*The exercise*. Please continue the advice on trading after taking over an orphan fantasy team, starting after its last sentence.

*Source text*.

########################################

Determine rival managerial and trade styles
As discussed in our dynasty trade approach piece, determining your rival’s managerial and trade styles will go a long way toward setting you up for long-term success. All negotiations and relationships require some sort of psychological manipulation. In order to do this to the best of your ability, a knowledge of your rivals’ personality and value systems is essential.

Send out feelers, open dialogue
Once you take over a team, it is a good idea to engage the rest of the owners by way of a message in the league chat. Send out some feeler offers for players you have some interest in, and also message the owners to open dialogue. Be proactive in determining what players or picks may be on the table in discussions.

State intentions re: buyer or seller
Once you take over an orphan and have already introduced yourself to rival owners, it is a good idea to state your intentions in your league chat. You can state if you are planning to be a buyer or a seller. This can help ward off unwanted offers if you are buying as opposed to selling. Some teams will even change their name to reflect this status. One orphan I took over this year I changed the team name to ‘Fire Sale.’ We had another owner take over a team in two separate leagues, and he named his teams ‘Make Trades with Me.’ and ‘Rebuilding 2019.’ Names like these will signal your intent to anyone who may have missed your initial message to the league. It also serves as a reminder weeks down the line for owners who may have simply forgotten what mode you were in.

Play humble
The last thing any fantasy owner likes or respects is someone acting like they know it all. Not many like arrogance, so it is wise to be careful not to come off that way in trade discussions. There are some owners who feel that their knowledge is superior to that of the entire league’s and are not afraid to act as such. This often backfires as it can affect how someone deals with you in future trade discussions. It is often wiser to pretend that you have a knowledge deficit in order to get a better understanding of your rivals’ own depth of knowledge. Letting your opponents underestimate you is something you can look to exploit down the line.

########################################

*Listed entries*.
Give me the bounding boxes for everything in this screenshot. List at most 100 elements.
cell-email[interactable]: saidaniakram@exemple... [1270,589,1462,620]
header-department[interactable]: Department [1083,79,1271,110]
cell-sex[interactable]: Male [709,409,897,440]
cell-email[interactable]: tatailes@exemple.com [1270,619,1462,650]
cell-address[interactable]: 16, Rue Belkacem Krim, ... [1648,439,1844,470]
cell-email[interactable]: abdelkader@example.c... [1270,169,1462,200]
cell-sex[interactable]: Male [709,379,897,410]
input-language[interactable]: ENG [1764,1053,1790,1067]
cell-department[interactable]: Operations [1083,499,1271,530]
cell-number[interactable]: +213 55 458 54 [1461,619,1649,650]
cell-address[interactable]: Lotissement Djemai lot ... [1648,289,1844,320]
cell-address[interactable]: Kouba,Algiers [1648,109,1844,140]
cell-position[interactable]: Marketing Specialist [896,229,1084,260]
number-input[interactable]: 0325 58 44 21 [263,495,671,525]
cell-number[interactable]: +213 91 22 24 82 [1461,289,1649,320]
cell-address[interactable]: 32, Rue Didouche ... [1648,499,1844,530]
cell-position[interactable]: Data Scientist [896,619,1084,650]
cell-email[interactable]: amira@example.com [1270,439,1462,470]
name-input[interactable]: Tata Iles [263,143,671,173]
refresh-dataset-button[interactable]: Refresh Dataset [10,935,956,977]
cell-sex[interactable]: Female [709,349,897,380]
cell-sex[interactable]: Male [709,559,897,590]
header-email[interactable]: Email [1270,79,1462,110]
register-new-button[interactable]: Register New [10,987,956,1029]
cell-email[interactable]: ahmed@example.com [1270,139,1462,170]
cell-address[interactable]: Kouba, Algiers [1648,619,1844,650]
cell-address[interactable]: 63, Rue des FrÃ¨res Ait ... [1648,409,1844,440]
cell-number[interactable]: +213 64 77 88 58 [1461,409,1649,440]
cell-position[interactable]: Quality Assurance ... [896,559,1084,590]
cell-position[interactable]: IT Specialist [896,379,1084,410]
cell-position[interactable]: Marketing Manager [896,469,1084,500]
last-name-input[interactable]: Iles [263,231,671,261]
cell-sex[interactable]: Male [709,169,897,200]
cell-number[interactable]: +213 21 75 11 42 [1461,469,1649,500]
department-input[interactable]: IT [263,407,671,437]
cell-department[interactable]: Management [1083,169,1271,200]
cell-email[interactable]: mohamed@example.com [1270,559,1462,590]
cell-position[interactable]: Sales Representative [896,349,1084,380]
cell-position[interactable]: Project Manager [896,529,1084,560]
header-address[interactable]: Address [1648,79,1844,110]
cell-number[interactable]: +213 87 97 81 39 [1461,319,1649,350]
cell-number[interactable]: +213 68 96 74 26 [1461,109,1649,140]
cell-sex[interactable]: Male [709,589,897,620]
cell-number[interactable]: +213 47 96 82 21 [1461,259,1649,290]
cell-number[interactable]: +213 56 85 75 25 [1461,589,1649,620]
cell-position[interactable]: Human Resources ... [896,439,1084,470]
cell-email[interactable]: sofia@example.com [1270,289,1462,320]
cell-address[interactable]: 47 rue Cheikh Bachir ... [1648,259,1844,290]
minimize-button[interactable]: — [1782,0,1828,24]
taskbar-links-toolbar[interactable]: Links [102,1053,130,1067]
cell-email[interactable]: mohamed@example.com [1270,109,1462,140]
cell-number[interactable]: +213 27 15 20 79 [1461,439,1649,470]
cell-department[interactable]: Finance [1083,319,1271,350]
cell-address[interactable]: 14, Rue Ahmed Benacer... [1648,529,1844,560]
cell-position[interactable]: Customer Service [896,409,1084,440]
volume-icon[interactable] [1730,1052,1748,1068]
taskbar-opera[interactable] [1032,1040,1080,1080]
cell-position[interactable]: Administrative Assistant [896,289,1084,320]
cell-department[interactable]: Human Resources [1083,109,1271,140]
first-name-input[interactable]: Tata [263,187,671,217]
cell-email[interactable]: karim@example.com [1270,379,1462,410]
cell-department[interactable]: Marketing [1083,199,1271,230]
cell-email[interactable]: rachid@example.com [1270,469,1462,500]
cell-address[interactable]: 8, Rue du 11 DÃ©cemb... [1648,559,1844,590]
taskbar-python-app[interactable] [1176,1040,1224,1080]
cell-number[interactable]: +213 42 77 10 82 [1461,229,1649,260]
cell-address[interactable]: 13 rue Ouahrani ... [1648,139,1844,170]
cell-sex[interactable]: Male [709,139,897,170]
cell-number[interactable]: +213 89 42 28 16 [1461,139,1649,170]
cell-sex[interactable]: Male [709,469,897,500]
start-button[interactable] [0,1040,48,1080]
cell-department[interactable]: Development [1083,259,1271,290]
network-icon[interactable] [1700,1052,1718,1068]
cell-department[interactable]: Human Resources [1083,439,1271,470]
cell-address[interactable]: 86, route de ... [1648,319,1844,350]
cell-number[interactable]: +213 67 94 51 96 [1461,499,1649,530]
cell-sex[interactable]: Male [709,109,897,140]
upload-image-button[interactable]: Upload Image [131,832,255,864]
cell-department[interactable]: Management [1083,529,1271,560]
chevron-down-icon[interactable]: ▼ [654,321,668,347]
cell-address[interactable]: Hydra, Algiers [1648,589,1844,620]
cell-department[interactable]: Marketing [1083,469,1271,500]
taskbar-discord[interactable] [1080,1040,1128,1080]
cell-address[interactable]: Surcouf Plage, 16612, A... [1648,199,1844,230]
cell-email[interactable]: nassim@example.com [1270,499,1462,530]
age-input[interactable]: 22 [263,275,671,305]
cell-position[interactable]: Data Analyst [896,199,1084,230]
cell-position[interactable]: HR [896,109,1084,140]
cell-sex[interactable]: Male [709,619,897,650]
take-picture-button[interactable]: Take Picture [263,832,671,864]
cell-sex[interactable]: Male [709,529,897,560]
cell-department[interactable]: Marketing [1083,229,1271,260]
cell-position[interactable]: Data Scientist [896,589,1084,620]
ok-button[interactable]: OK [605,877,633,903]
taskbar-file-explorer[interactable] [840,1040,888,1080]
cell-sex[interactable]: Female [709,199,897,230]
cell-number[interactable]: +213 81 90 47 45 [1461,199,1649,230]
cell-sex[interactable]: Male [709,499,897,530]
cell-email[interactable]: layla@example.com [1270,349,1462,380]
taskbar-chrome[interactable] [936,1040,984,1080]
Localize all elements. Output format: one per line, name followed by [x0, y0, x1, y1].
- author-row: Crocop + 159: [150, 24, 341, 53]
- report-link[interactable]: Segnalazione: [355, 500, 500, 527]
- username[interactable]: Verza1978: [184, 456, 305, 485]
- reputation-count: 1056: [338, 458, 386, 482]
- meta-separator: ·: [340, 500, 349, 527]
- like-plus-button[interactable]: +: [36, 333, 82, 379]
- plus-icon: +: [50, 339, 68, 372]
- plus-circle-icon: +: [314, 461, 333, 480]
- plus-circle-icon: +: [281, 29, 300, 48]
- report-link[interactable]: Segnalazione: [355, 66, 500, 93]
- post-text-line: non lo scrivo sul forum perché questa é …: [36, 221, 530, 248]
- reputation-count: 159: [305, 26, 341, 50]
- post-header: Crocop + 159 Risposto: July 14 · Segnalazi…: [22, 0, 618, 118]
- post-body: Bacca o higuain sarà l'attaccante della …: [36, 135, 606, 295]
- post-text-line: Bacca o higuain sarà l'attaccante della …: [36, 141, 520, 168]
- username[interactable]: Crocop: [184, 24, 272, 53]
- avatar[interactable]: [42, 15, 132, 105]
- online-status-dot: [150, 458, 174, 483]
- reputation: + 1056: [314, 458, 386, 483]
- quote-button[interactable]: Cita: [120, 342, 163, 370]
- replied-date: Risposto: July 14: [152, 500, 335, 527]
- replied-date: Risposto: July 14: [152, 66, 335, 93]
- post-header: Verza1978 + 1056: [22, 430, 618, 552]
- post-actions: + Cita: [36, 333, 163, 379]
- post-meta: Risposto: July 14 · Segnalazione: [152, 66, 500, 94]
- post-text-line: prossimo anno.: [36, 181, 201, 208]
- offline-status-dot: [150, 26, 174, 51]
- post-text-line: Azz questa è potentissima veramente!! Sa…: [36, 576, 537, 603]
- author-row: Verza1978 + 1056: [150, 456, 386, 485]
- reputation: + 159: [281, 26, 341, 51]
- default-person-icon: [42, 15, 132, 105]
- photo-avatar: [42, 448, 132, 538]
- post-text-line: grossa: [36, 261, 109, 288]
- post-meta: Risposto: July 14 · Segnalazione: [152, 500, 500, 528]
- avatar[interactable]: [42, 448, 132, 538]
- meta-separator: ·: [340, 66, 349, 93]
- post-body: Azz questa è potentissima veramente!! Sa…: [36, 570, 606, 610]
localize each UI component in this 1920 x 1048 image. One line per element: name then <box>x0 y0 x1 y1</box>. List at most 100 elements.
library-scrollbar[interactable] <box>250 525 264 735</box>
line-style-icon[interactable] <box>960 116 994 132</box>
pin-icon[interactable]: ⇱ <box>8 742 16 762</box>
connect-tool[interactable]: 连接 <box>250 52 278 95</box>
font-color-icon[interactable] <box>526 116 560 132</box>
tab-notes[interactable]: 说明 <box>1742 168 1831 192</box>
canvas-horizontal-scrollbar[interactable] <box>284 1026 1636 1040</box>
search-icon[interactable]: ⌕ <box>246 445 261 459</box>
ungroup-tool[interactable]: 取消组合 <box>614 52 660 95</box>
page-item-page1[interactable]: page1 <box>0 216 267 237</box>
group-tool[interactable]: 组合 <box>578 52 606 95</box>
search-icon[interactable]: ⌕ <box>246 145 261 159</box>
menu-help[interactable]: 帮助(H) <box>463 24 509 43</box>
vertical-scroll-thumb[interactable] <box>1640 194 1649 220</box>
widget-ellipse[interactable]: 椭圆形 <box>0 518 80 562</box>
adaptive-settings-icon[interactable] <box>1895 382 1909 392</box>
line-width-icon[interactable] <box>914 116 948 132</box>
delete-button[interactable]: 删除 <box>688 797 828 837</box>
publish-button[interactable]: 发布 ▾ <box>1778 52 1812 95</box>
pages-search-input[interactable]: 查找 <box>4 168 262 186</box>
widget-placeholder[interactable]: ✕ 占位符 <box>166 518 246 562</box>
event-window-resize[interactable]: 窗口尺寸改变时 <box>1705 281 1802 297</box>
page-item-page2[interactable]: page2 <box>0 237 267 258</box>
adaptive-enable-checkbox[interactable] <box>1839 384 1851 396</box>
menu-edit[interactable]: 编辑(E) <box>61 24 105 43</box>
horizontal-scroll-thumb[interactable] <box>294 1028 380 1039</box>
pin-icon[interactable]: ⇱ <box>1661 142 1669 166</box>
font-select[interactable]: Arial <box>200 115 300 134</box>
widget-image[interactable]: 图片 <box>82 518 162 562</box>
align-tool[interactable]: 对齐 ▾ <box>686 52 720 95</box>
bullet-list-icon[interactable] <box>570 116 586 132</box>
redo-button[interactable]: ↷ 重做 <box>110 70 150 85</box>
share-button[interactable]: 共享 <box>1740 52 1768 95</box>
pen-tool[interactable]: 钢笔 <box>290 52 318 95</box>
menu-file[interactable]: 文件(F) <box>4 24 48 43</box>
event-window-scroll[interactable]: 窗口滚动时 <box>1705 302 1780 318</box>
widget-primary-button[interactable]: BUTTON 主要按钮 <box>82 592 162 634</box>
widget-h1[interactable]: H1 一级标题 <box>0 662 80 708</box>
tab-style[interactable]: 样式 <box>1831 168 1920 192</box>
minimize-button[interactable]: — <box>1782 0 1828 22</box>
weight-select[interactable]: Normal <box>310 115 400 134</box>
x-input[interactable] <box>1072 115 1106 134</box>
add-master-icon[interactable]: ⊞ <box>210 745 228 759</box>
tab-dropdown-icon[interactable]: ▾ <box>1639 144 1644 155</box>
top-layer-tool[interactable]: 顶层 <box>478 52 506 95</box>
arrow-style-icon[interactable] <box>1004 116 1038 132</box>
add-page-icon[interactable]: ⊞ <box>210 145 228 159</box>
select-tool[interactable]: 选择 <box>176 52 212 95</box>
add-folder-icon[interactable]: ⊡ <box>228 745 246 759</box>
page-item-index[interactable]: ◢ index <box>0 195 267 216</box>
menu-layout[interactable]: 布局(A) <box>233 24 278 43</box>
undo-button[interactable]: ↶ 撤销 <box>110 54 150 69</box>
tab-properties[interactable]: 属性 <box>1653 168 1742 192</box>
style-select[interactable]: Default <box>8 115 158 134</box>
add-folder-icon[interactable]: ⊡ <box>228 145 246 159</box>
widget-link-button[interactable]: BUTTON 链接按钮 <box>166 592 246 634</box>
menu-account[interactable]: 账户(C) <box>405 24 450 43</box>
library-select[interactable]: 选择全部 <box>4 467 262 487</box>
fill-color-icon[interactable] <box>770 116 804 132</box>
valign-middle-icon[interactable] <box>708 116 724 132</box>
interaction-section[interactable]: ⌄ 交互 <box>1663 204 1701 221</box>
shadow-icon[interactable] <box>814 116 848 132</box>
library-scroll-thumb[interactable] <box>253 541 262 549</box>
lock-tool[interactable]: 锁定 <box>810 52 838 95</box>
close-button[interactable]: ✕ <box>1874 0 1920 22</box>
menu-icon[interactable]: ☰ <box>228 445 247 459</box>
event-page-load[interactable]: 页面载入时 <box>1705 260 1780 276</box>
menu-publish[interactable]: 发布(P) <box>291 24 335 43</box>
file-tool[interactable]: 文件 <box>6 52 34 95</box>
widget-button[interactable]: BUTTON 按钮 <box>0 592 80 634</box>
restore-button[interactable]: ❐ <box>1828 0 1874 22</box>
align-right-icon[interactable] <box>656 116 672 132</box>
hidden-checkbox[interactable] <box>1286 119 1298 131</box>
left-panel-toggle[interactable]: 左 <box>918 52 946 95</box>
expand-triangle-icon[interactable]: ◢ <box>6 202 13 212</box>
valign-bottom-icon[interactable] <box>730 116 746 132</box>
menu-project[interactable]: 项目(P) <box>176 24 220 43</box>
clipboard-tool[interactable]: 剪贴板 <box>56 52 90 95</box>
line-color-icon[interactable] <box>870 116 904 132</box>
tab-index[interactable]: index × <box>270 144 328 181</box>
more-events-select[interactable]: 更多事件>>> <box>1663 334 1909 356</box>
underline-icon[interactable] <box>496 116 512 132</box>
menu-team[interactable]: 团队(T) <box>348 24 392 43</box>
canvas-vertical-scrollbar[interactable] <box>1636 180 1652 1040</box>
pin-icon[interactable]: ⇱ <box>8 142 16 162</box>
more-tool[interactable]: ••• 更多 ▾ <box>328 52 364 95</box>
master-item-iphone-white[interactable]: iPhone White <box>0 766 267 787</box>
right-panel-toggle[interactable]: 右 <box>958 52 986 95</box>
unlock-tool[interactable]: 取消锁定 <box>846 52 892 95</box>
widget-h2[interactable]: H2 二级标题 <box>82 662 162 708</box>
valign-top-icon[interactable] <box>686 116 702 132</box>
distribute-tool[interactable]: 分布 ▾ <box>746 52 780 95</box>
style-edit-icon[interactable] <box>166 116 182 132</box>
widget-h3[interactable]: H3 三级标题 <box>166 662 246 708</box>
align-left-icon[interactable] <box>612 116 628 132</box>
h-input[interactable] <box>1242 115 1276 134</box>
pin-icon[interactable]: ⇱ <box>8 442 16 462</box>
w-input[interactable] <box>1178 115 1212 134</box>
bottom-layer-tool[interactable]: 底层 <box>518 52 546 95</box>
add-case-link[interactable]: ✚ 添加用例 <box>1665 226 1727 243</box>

########################################

*The reply*.
Make your roster your own
This is probably the most obvious strategy. Once you take over a team, the impetus is to make the roster your own. Unfortunately, this may not always be possible if the rival managers in your league have conflicting trade styles or are in similar selling or acquisition modes. On some occasions, you may find that despite a roster full of assets, you may not be able to make any trades due to all of the top talent being concentrated on three of the other 11 teams. As such, it is important to ensure the league in question has some semblance of a competitive balance. Severe roster disparities can result in your retool becoming a multi-year process. This is fine if you are playing in a free league or have the first year comped. However, it can be a sign to stay away if it is a cash league. This is why the draft is often where you will find you are able to make the biggest improvements to your team. Be aggressive where needed. 

Work the waiver wire
The waiver wire is your best friend if you are taking over an orphan team. There is no guarantee that you will be able to make any trades of note in your first season, and in some leagues at all. Rookie draft picks are not without risk. As such, working the waiver wire to find potential gems is a critical part of the retool/rebuild effort. in 2018, top dynasty assets Phillip Lindsay and Tyler Boyd were available on the wire. It is likely that when taking over an orphan you will have considerable end-of-bench flexibility. Make use of this advantage to the best of your ability. While other teams struggle in their debates of who to drop for hot pickups, you can snap up players that were given up on or add the hottest emerging talents on the wire. With FAAB waivers becoming the standard, it is imperative that you are aggressive on your bids. You should also insist that FAAB dollars are included when offloading any players. 

My Playbook
Once you have familiarized yourself with your league’s settings and roster composition, it is recommended that you import your league into our My Playbook tool. This tool allows you to get custom analysis based on your particular league. It offers ideal lineups and also clues you into the top potential free agents. This is an invaluable resource for those who find themselves more pressed for time. It is also a great way to confirm or debunk your feelings about a particular free agent. The full range of tools available via MyPlaybook is truly impressive. There is not only the aforementioned waiver assistant and league analyzer, but there is a sit/start tool, a trade finder, a trade analyzer, and get this, an auto-pilot feature. You owe it to yourself, and your team, to at least give MyPlaybook a try.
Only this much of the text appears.